Dataset items:
## Start
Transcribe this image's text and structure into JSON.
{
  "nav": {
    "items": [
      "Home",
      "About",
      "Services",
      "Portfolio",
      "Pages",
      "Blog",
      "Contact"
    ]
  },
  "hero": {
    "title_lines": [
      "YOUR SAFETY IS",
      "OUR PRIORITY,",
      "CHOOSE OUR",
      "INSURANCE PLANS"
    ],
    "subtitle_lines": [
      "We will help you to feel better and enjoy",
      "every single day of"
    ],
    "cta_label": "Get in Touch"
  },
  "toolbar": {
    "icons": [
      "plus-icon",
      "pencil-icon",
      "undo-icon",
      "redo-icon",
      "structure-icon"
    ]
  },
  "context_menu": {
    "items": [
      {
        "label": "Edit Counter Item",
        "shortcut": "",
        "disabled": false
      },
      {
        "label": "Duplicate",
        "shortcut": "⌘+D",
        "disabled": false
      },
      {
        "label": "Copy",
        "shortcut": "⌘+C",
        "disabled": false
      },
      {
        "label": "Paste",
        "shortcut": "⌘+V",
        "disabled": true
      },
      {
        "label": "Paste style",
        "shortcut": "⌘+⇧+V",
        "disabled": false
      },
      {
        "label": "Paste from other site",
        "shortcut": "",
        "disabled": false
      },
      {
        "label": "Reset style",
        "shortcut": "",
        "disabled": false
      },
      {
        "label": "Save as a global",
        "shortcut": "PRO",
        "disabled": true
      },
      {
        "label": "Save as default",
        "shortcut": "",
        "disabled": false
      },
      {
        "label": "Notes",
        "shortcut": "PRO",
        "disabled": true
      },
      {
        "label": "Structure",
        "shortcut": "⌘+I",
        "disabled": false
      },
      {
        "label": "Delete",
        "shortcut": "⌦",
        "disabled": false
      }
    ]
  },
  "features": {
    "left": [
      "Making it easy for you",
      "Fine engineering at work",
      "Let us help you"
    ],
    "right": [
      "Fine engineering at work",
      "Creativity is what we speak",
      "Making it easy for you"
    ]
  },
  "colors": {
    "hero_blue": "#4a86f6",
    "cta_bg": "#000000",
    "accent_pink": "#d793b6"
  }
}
## End
Copy out the full material exactly as it appears.

Transcribe this image's text and structure into JSON.
{
  "nav": {
    "items": [
      "Home",
      "About",
      "Services",
      "Portfolio",
      "Pages",
      "Blog",
      "Contact"
    ]
  },
  "hero": {
    "title_lines": [
      "YOUR SAFETY IS",
      "OUR PRIORITY,",
      "CHOOSE OUR",
      "INSURANCE PLANS"
    ],
    "subtitle_lines": [
      "We will help you to feel better and enjoy",
      "every single day of"
    ],
    "cta_label": "Get in Touch"
  },
  "toolbar": {
    "icons": [
      "plus-icon",
      "pencil-icon",
      "undo-icon",
      "redo-icon",
      "structure-icon"
    ]
  },
  "context_menu": {
    "items": [
      {
        "label": "Edit Counter Item",
        "shortcut": "",
        "disabled": false
      },
      {
        "label": "Duplicate",
        "shortcut": "⌘+D",
        "disabled": false
      },
      {
        "label": "Copy",
        "shortcut": "⌘+C",
        "disabled": false
      },
      {
        "label": "Paste",
        "shortcut": "⌘+V",
        "disabled": true
      },
      {
        "label": "Paste style",
        "shortcut": "⌘+⇧+V",
        "disabled": false
      },
      {
        "label": "Paste from other site",
        "shortcut": "",
        "disabled": false
      },
      {
        "label": "Reset style",
        "shortcut": "",
        "disabled": false
      },
      {
        "label": "Save as a global",
        "shortcut": "PRO",
        "disabled": true
      },
      {
        "label": "Save as default",
        "shortcut": "",
        "disabled": false
      },
      {
        "label": "Notes",
        "shortcut": "PRO",
        "disabled": true
      },
      {
        "label": "Structure",
        "shortcut": "⌘+I",
        "disabled": false
      },
      {
        "label": "Delete",
        "shortcut": "⌦",
        "disabled": false
      }
    ]
  },
  "features": {
    "left": [
      "Making it easy for you",
      "Fine engineering at work",
      "Let us help you"
    ],
    "right": [
      "Fine engineering at work",
      "Creativity is what we speak",
      "Making it easy for you"
    ]
  },
  "colors": {
    "hero_blue": "#4a86f6",
    "cta_bg": "#000000",
    "accent_pink": "#d793b6"
  }
}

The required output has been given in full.